### Texto do documento ###

"O racismo de criança para criança é um reflexo do que a sociedade faz", diz a ativista Luciana Bento
"O empoderamento é uma capa protetora que ajuda a criança negra a lidar com o racismo", defende Luciana Bento, mãe, ativista e autora do blog "Mãe Preta". Leia a entrevista na íntegra.
“Como mulheres negras e mães, nosso maior medo é o impacto do racismo na vida de nossos filhos, e esse é um tema que não é discutido na maioria dos grupos de maternidade”. A fala é de Luciana Bento, autora do blog “A mãe preta” mãe das pequenas Aísha, de quatro anos e da Naíma, de dois anos.
Além do blog, Luciana é umas das organizadoras dos encontros “Iyá Maternância”, que surgiu da necessidade de conversar sobre as questões específicas das mães negras, com o objetivo de reforçar laços e formar redes de apoio.
Para Luciana, “o interessante é o poder multiplicador dessa proposta, porque cada mulher que participa das nossas reuniões convida outras, e o grupo vai crescendo ainda mais”. Luciana defende que a discussão sobre uma educação antirracista deveria ser pauta constante dos espaços que discutem a criação de filhos.
“As pessoas precisam começar a pensar: ‘como surge uma pessoa racista? Como ela aprende a ser racista? Será que eu estou ensinando ou deixando meu filho internalizar práticas racistas?’. Essas reflexões precisam ser feitas por todos os pais, principalmente por pais de crianças que não são alvo de racismo. Porque nessa situação, não há como se omitir: ou você se posiciona contra o racismo ou você está o referendando silenciosamente.”
Lunetas – Como você e sua família lidam com o racismo diariamente? Como você conversa sobre isso com seu filho e com as crianças de sua família?

### Linhas de dados ###

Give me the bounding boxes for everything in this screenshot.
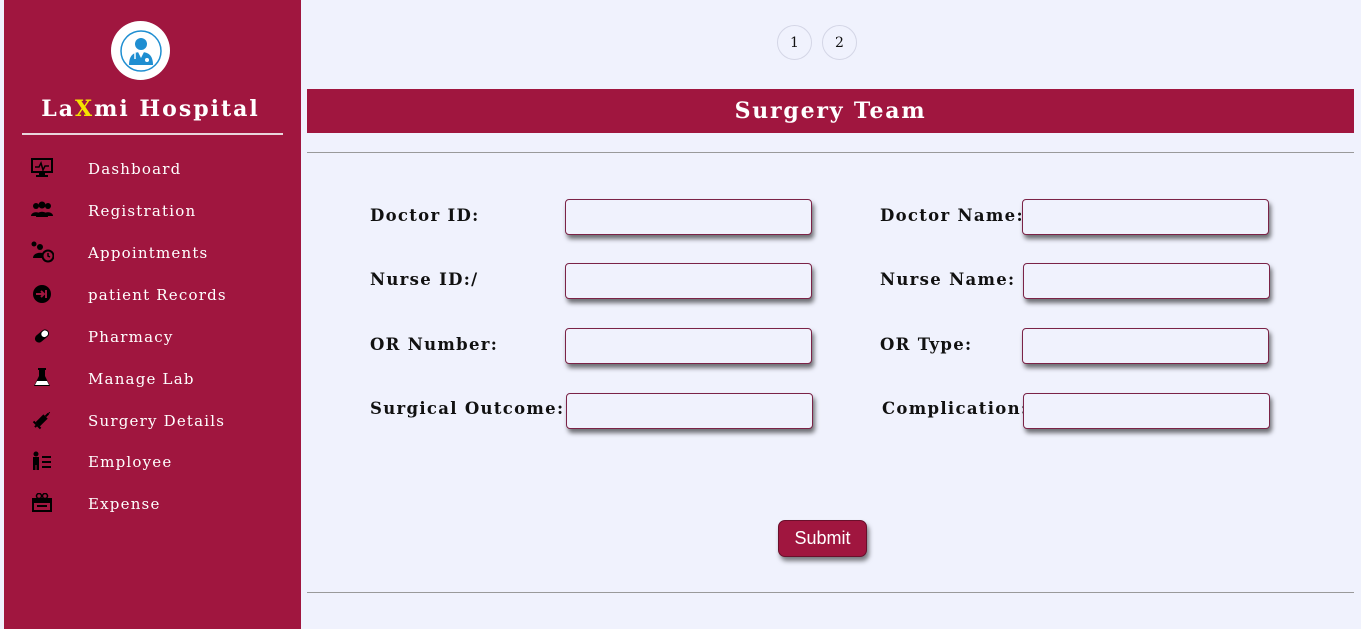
nurse-id-label: Nurse ID:/: [370, 270, 479, 289]
page-2-button[interactable]: 2: [822, 25, 857, 60]
hospital-logo: [111, 21, 170, 80]
bottom-divider: [307, 592, 1354, 593]
sidebar-item-label: Expense: [88, 495, 161, 513]
or-type-label: OR Type:: [880, 335, 973, 354]
sidebar-item-label: Appointments: [88, 244, 209, 262]
surgical-outcome-label: Surgical Outcome:: [370, 399, 565, 418]
sidebar-item-dashboard[interactable]: Dashboard: [4, 154, 301, 184]
complication-input[interactable]: [1023, 393, 1270, 429]
brand-suffix: mi Hospital: [94, 96, 260, 122]
nurse-id-input[interactable]: [565, 263, 812, 299]
sidebar-item-label: Registration: [88, 202, 197, 220]
user-clock-icon: [30, 241, 54, 263]
brand-prefix: La: [41, 96, 75, 122]
sidebar-item-manage-lab[interactable]: Manage Lab: [4, 364, 301, 394]
users-icon: [30, 199, 54, 221]
top-divider: [307, 152, 1354, 153]
sidebar-item-registration[interactable]: Registration: [4, 196, 301, 226]
page-title: Surgery Team: [307, 89, 1354, 133]
sidebar-item-surgery-details[interactable]: Surgery Details: [4, 406, 301, 436]
sidebar-item-expense[interactable]: Expense: [4, 489, 301, 519]
surgical-outcome-input[interactable]: [566, 393, 813, 429]
doctor-name-label: Doctor Name:: [880, 206, 1024, 225]
flask-icon: [30, 367, 54, 389]
sidebar-item-label: patient Records: [88, 286, 227, 304]
doctor-icon: [119, 29, 162, 72]
sidebar-item-employee[interactable]: Employee: [4, 447, 301, 477]
staff-list-icon: [30, 450, 54, 472]
pill-icon: [30, 325, 54, 347]
brand-title: LaXmi Hospital: [4, 96, 297, 122]
brand-highlight: X: [75, 96, 95, 122]
or-type-input[interactable]: [1022, 328, 1269, 364]
sidebar-item-appointments[interactable]: Appointments: [4, 238, 301, 268]
nurse-name-input[interactable]: [1023, 263, 1270, 299]
submit-button[interactable]: Submit: [778, 520, 867, 557]
doctor-name-input[interactable]: [1022, 199, 1269, 235]
monitor-icon: [30, 157, 54, 179]
sidebar-item-label: Dashboard: [88, 160, 182, 178]
sidebar-item-label: Surgery Details: [88, 412, 226, 430]
sidebar-item-label: Manage Lab: [88, 370, 195, 388]
or-number-label: OR Number:: [370, 335, 499, 354]
doctor-id-input[interactable]: [565, 199, 812, 235]
sign-in-icon: [30, 283, 54, 305]
complication-label: Complication:: [882, 399, 1029, 418]
doctor-id-label: Doctor ID:: [370, 206, 480, 225]
page-1-button[interactable]: 1: [777, 25, 812, 60]
nurse-name-label: Nurse Name:: [880, 270, 1016, 289]
sidebar: LaXmi Hospital Dashboard Registration Ap…: [4, 0, 301, 629]
sidebar-item-pharmacy[interactable]: Pharmacy: [4, 322, 301, 352]
or-number-input[interactable]: [565, 328, 812, 364]
sidebar-item-patient-records[interactable]: patient Records: [4, 280, 301, 310]
brand-divider: [22, 133, 283, 135]
sidebar-item-label: Employee: [88, 453, 173, 471]
expense-icon: [30, 492, 54, 514]
syringe-icon: [30, 409, 54, 431]
sidebar-item-label: Pharmacy: [88, 328, 174, 346]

###

*Tarefas:*
**A.** Responda com base na entrevista com Luciana Bento:
(i) Quantos anos tem Aísha?
(ii) Qual é o nome dos encontros que Luciana ajuda a organizar?
(iii) Segundo Luciana, o que é o empoderamento para a criança negra?
**B.** Liste todas as pessoas citadas pelo nome na entrevista sobre racismo e infância.
**C.** Dê sequência à entrevista com Luciana Bento sobre racismo e infância, a partir da última pergunta feita a ela.
As linhas não têm nenhuma relação com a entrevista.

*Respostas:*
**A.**
(i) Quatro anos.
(ii) "Iyá Maternância".
(iii) Uma capa protetora que ajuda a criança negra a lidar com o racismo.

**B.** Luciana Bento, Aísha, Naíma

**C.**
Luciana Bento – A gente sabe que o racismo é um assunto muito presente. Aqui em casa, a nossa forma de abordar a questão com as meninas – que ainda são pequenas – é fortalecendo a autoestima delas. Nós ensinamos diariamente o amor próprio, porque esse é o primeiro passo para que elas não se sintam diminuídas diante de uma situação de preconceito racial.
“Outro ponto que sempre trabalhamos é a igualdade de direitos. Elas não podem ser preteridas em nenhuma situação por serem negras”
É difícil conversar sobre isso com as meninas. Acho que a principal dificuldade é saber o quanto falar sobre racismo com as crianças. Porque elas são crianças, não deveriam ter esse tipo de preocupação. Mas também não deveriam passar por situações de discriminação. Então, quando uma situação concreta acontece, quando alguém fala que o cabelo delas é feio ou duro, por exemplo, a gente consegue ter uma conversa mais específica sobe racismo, sobre a diferença entre as pessoas e a necessidade de respeitar as diferenças. Mas quando é algo mais abstrato, ainda é muito difícil.
Além disso, ter que falar sobre racismo com as crianças reacende nossas próprias dores e experiências negativas na infância. E é muito triste saber que precisamos ainda lidar com as mesmas situações, que o racismo continua afetando a vida de crianças negras e que pouca coisa mudou.
Realizado pela Unicef em parceria com a UNESCO, em 2012, o estudo “Acesso, permanência, aprendizagem e conclusão da Educação Básica na idade certa”, aponta que a discriminação é um dos principais obstáculos para o acesso à escola e a conclusão dos estudos. O Inep de 2007 aponta que, enquanto 70% das crianças brancas consegue concluir o Ensino Fundamental, somente 30% das negras chegam ao final dessa etapa.
Desde o nascimento dos filhos, as mães são bombardeadas por cobranças, culpa e comparações. Como isso se dá na vida das mães negras?
LB – Para as mães negras, essa pressão é ainda maior. As mulheres negas são tidas como fortes. Esperam que a gente não tenha dificuldades na gestação, não sinta as dores do parto ou não tenha medos e inseguranças no exercício da maternidade.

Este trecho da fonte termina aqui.